Exercise prompt =>
Return each line of the listing below, unchanged, and omit the images.

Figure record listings

▽

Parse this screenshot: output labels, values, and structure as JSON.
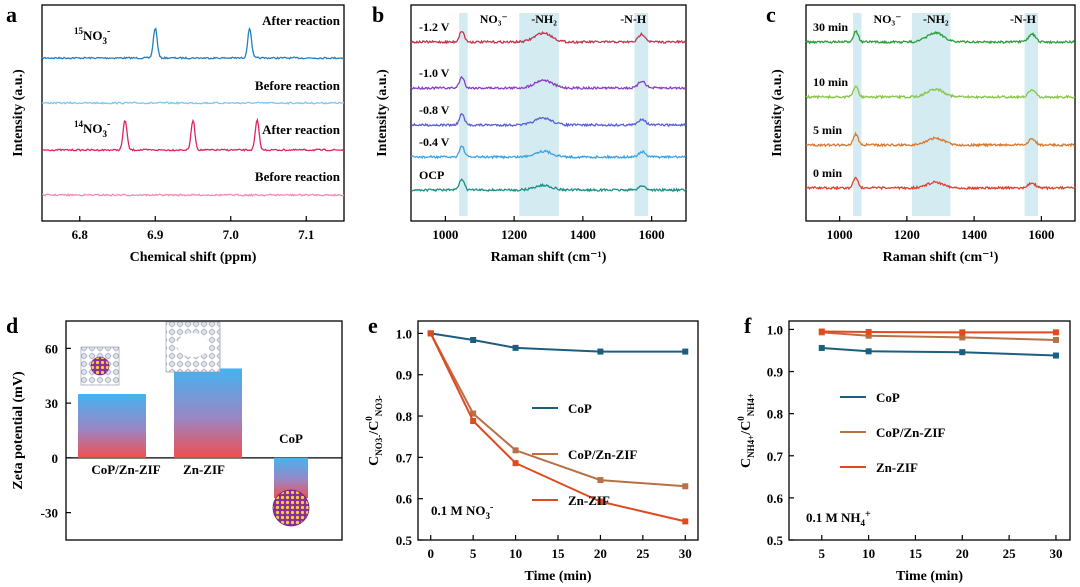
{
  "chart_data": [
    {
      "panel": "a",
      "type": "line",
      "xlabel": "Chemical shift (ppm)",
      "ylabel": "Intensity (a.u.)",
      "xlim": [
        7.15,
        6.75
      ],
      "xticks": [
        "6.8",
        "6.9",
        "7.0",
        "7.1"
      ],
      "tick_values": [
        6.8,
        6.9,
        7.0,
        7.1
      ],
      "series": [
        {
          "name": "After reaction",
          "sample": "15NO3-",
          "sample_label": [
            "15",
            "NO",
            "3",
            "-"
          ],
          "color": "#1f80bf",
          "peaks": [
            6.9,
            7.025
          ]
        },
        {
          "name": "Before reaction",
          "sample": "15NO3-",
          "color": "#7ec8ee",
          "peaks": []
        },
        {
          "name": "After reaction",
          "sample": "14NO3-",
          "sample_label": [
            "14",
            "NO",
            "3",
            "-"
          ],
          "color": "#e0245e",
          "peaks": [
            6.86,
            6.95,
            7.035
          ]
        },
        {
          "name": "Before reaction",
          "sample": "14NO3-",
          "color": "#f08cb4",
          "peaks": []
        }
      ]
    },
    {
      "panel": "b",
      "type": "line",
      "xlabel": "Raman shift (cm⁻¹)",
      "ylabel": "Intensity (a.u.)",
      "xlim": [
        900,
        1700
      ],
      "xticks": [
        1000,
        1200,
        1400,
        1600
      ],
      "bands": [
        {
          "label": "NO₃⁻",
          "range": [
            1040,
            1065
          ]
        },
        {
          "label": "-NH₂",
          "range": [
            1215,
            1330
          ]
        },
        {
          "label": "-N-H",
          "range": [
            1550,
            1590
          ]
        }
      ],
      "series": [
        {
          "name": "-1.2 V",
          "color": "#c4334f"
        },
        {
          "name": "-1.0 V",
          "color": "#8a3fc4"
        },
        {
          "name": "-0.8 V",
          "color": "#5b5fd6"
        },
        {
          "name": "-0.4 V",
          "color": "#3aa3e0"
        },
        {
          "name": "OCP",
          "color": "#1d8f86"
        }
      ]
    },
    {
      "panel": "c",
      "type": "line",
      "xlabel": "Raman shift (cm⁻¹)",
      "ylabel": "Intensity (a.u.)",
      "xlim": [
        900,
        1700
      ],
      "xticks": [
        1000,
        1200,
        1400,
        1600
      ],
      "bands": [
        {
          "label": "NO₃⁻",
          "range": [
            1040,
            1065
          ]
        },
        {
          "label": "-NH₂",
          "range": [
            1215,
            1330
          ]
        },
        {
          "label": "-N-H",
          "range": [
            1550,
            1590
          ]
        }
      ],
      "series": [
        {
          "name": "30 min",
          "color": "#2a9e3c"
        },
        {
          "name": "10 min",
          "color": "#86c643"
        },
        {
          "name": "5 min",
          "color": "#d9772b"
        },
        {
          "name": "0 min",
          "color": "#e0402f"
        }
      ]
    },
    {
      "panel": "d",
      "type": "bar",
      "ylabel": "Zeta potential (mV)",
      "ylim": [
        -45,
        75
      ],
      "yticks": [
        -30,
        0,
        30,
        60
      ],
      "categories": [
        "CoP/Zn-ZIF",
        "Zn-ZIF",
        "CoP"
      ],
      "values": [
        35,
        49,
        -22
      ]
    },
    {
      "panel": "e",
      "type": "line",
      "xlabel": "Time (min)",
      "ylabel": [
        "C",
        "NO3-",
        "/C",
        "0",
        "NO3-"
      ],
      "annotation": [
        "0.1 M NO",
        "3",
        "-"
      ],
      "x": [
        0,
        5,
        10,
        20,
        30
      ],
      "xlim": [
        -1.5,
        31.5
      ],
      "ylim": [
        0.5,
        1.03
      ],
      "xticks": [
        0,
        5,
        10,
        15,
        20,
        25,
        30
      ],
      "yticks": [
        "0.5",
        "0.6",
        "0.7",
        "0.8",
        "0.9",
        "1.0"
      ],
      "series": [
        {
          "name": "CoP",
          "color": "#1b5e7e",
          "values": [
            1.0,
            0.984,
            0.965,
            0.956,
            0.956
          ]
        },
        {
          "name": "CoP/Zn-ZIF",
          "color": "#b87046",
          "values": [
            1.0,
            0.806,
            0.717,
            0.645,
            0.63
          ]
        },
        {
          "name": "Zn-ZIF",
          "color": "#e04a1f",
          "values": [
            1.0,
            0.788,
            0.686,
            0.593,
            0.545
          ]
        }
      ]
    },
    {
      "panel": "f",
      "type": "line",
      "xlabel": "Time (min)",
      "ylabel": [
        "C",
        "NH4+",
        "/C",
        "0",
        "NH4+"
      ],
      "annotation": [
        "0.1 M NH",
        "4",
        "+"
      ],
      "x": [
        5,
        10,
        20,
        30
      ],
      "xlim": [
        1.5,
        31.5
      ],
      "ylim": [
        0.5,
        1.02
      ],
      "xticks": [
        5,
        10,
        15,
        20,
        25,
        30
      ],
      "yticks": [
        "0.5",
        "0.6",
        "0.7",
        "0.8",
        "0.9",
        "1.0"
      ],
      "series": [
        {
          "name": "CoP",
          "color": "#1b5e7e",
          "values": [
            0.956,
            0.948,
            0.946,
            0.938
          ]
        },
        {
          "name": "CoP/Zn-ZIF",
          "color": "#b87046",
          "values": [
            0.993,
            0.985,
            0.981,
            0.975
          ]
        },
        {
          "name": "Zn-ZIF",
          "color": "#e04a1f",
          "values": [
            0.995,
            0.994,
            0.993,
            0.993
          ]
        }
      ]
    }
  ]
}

△

Answer to the exercise =>
Parse this screenshot: output labels, values, and structure as JSON.
{
  "chart_data": [
    {
      "panel": "a",
      "type": "line",
      "xlabel": "Chemical shift (ppm)",
      "ylabel": "Intensity (a.u.)",
      "xlim": [
        7.15,
        6.75
      ],
      "xticks": [
        "6.8",
        "6.9",
        "7.0",
        "7.1"
      ],
      "tick_values": [
        6.8,
        6.9,
        7.0,
        7.1
      ],
      "series": [
        {
          "name": "After reaction",
          "sample": "15NO3-",
          "sample_label": [
            "15",
            "NO",
            "3",
            "-"
          ],
          "color": "#1f80bf",
          "peaks": [
            6.9,
            7.025
          ]
        },
        {
          "name": "Before reaction",
          "sample": "15NO3-",
          "color": "#7ec8ee",
          "peaks": []
        },
        {
          "name": "After reaction",
          "sample": "14NO3-",
          "sample_label": [
            "14",
            "NO",
            "3",
            "-"
          ],
          "color": "#e0245e",
          "peaks": [
            6.86,
            6.95,
            7.035
          ]
        },
        {
          "name": "Before reaction",
          "sample": "14NO3-",
          "color": "#f08cb4",
          "peaks": []
        }
      ]
    },
    {
      "panel": "b",
      "type": "line",
      "xlabel": "Raman shift (cm⁻¹)",
      "ylabel": "Intensity (a.u.)",
      "xlim": [
        900,
        1700
      ],
      "xticks": [
        1000,
        1200,
        1400,
        1600
      ],
      "bands": [
        {
          "label": "NO₃⁻",
          "range": [
            1040,
            1065
          ]
        },
        {
          "label": "-NH₂",
          "range": [
            1215,
            1330
          ]
        },
        {
          "label": "-N-H",
          "range": [
            1550,
            1590
          ]
        }
      ],
      "series": [
        {
          "name": "-1.2 V",
          "color": "#c4334f"
        },
        {
          "name": "-1.0 V",
          "color": "#8a3fc4"
        },
        {
          "name": "-0.8 V",
          "color": "#5b5fd6"
        },
        {
          "name": "-0.4 V",
          "color": "#3aa3e0"
        },
        {
          "name": "OCP",
          "color": "#1d8f86"
        }
      ]
    },
    {
      "panel": "c",
      "type": "line",
      "xlabel": "Raman shift (cm⁻¹)",
      "ylabel": "Intensity (a.u.)",
      "xlim": [
        900,
        1700
      ],
      "xticks": [
        1000,
        1200,
        1400,
        1600
      ],
      "bands": [
        {
          "label": "NO₃⁻",
          "range": [
            1040,
            1065
          ]
        },
        {
          "label": "-NH₂",
          "range": [
            1215,
            1330
          ]
        },
        {
          "label": "-N-H",
          "range": [
            1550,
            1590
          ]
        }
      ],
      "series": [
        {
          "name": "30 min",
          "color": "#2a9e3c"
        },
        {
          "name": "10 min",
          "color": "#86c643"
        },
        {
          "name": "5 min",
          "color": "#d9772b"
        },
        {
          "name": "0 min",
          "color": "#e0402f"
        }
      ]
    },
    {
      "panel": "d",
      "type": "bar",
      "ylabel": "Zeta potential (mV)",
      "ylim": [
        -45,
        75
      ],
      "yticks": [
        -30,
        0,
        30,
        60
      ],
      "categories": [
        "CoP/Zn-ZIF",
        "Zn-ZIF",
        "CoP"
      ],
      "values": [
        35,
        49,
        -22
      ]
    },
    {
      "panel": "e",
      "type": "line",
      "xlabel": "Time (min)",
      "ylabel": [
        "C",
        "NO3-",
        "/C",
        "0",
        "NO3-"
      ],
      "annotation": [
        "0.1 M NO",
        "3",
        "-"
      ],
      "x": [
        0,
        5,
        10,
        20,
        30
      ],
      "xlim": [
        -1.5,
        31.5
      ],
      "ylim": [
        0.5,
        1.03
      ],
      "xticks": [
        0,
        5,
        10,
        15,
        20,
        25,
        30
      ],
      "yticks": [
        "0.5",
        "0.6",
        "0.7",
        "0.8",
        "0.9",
        "1.0"
      ],
      "series": [
        {
          "name": "CoP",
          "color": "#1b5e7e",
          "values": [
            1.0,
            0.984,
            0.965,
            0.956,
            0.956
          ]
        },
        {
          "name": "CoP/Zn-ZIF",
          "color": "#b87046",
          "values": [
            1.0,
            0.806,
            0.717,
            0.645,
            0.63
          ]
        },
        {
          "name": "Zn-ZIF",
          "color": "#e04a1f",
          "values": [
            1.0,
            0.788,
            0.686,
            0.593,
            0.545
          ]
        }
      ]
    },
    {
      "panel": "f",
      "type": "line",
      "xlabel": "Time (min)",
      "ylabel": [
        "C",
        "NH4+",
        "/C",
        "0",
        "NH4+"
      ],
      "annotation": [
        "0.1 M NH",
        "4",
        "+"
      ],
      "x": [
        5,
        10,
        20,
        30
      ],
      "xlim": [
        1.5,
        31.5
      ],
      "ylim": [
        0.5,
        1.02
      ],
      "xticks": [
        5,
        10,
        15,
        20,
        25,
        30
      ],
      "yticks": [
        "0.5",
        "0.6",
        "0.7",
        "0.8",
        "0.9",
        "1.0"
      ],
      "series": [
        {
          "name": "CoP",
          "color": "#1b5e7e",
          "values": [
            0.956,
            0.948,
            0.946,
            0.938
          ]
        },
        {
          "name": "CoP/Zn-ZIF",
          "color": "#b87046",
          "values": [
            0.993,
            0.985,
            0.981,
            0.975
          ]
        },
        {
          "name": "Zn-ZIF",
          "color": "#e04a1f",
          "values": [
            0.995,
            0.994,
            0.993,
            0.993
          ]
        }
      ]
    }
  ]
}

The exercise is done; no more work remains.